- Data provided:

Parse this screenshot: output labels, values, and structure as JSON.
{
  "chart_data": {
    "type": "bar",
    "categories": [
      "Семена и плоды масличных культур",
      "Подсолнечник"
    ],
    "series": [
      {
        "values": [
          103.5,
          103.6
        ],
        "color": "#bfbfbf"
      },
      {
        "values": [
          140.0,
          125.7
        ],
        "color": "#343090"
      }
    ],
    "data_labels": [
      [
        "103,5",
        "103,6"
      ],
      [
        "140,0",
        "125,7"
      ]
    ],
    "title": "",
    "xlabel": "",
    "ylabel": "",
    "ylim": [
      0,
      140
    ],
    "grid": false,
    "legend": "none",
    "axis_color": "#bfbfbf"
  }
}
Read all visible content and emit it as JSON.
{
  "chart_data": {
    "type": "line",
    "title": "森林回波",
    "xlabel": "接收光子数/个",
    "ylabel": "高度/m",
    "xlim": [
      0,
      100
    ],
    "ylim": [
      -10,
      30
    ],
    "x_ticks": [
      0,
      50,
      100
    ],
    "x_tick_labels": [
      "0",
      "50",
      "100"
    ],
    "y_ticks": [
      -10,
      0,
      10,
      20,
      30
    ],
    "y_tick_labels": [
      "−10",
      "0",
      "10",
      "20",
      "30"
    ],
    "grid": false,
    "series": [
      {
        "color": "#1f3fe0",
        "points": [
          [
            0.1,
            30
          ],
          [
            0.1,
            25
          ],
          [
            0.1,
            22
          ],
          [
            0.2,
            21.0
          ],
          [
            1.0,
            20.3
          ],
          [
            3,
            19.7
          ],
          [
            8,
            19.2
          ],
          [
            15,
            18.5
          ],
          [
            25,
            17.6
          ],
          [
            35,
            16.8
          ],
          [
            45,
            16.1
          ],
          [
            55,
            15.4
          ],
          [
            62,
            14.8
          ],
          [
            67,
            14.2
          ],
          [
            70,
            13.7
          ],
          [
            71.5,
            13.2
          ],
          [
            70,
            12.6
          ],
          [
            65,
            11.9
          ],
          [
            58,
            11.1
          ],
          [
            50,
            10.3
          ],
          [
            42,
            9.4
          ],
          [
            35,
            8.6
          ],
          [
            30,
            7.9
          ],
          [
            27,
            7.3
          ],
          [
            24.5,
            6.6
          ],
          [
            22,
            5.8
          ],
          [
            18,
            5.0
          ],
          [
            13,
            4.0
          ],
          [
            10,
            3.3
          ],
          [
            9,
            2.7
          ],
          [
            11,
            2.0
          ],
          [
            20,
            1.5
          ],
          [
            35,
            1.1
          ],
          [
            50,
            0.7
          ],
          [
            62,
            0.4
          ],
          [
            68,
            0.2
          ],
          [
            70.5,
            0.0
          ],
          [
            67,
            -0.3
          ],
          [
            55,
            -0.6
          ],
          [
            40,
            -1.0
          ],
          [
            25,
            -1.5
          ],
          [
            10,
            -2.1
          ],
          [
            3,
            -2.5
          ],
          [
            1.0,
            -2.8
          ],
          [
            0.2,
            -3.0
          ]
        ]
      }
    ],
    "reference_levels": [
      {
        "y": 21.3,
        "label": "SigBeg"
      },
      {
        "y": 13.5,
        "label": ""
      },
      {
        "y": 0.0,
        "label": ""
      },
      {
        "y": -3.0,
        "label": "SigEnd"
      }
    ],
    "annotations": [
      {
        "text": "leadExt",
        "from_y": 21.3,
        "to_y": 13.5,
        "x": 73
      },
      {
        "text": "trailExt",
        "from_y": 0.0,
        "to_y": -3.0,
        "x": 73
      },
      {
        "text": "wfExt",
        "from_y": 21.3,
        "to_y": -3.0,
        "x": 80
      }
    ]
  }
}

- Given request:
Restate each record exactly as written.

- Task output:
Parse this screenshot: output labels, values, and structure as JSON.
{
  "chart_data": {
    "type": "bar",
    "categories": [
      "Семена и плоды масличных культур",
      "Подсолнечник"
    ],
    "series": [
      {
        "values": [
          103.5,
          103.6
        ],
        "color": "#bfbfbf"
      },
      {
        "values": [
          140.0,
          125.7
        ],
        "color": "#343090"
      }
    ],
    "data_labels": [
      [
        "103,5",
        "103,6"
      ],
      [
        "140,0",
        "125,7"
      ]
    ],
    "title": "",
    "xlabel": "",
    "ylabel": "",
    "ylim": [
      0,
      140
    ],
    "grid": false,
    "legend": "none",
    "axis_color": "#bfbfbf"
  }
}
Read all visible content and emit it as JSON.
{
  "chart_data": {
    "type": "line",
    "title": "森林回波",
    "xlabel": "接收光子数/个",
    "ylabel": "高度/m",
    "xlim": [
      0,
      100
    ],
    "ylim": [
      -10,
      30
    ],
    "x_ticks": [
      0,
      50,
      100
    ],
    "x_tick_labels": [
      "0",
      "50",
      "100"
    ],
    "y_ticks": [
      -10,
      0,
      10,
      20,
      30
    ],
    "y_tick_labels": [
      "−10",
      "0",
      "10",
      "20",
      "30"
    ],
    "grid": false,
    "series": [
      {
        "color": "#1f3fe0",
        "points": [
          [
            0.1,
            30
          ],
          [
            0.1,
            25
          ],
          [
            0.1,
            22
          ],
          [
            0.2,
            21.0
          ],
          [
            1.0,
            20.3
          ],
          [
            3,
            19.7
          ],
          [
            8,
            19.2
          ],
          [
            15,
            18.5
          ],
          [
            25,
            17.6
          ],
          [
            35,
            16.8
          ],
          [
            45,
            16.1
          ],
          [
            55,
            15.4
          ],
          [
            62,
            14.8
          ],
          [
            67,
            14.2
          ],
          [
            70,
            13.7
          ],
          [
            71.5,
            13.2
          ],
          [
            70,
            12.6
          ],
          [
            65,
            11.9
          ],
          [
            58,
            11.1
          ],
          [
            50,
            10.3
          ],
          [
            42,
            9.4
          ],
          [
            35,
            8.6
          ],
          [
            30,
            7.9
          ],
          [
            27,
            7.3
          ],
          [
            24.5,
            6.6
          ],
          [
            22,
            5.8
          ],
          [
            18,
            5.0
          ],
          [
            13,
            4.0
          ],
          [
            10,
            3.3
          ],
          [
            9,
            2.7
          ],
          [
            11,
            2.0
          ],
          [
            20,
            1.5
          ],
          [
            35,
            1.1
          ],
          [
            50,
            0.7
          ],
          [
            62,
            0.4
          ],
          [
            68,
            0.2
          ],
          [
            70.5,
            0.0
          ],
          [
            67,
            -0.3
          ],
          [
            55,
            -0.6
          ],
          [
            40,
            -1.0
          ],
          [
            25,
            -1.5
          ],
          [
            10,
            -2.1
          ],
          [
            3,
            -2.5
          ],
          [
            1.0,
            -2.8
          ],
          [
            0.2,
            -3.0
          ]
        ]
      }
    ],
    "reference_levels": [
      {
        "y": 21.3,
        "label": "SigBeg"
      },
      {
        "y": 13.5,
        "label": ""
      },
      {
        "y": 0.0,
        "label": ""
      },
      {
        "y": -3.0,
        "label": "SigEnd"
      }
    ],
    "annotations": [
      {
        "text": "leadExt",
        "from_y": 21.3,
        "to_y": 13.5,
        "x": 73
      },
      {
        "text": "trailExt",
        "from_y": 0.0,
        "to_y": -3.0,
        "x": 73
      },
      {
        "text": "wfExt",
        "from_y": 21.3,
        "to_y": -3.0,
        "x": 80
      }
    ]
  }
}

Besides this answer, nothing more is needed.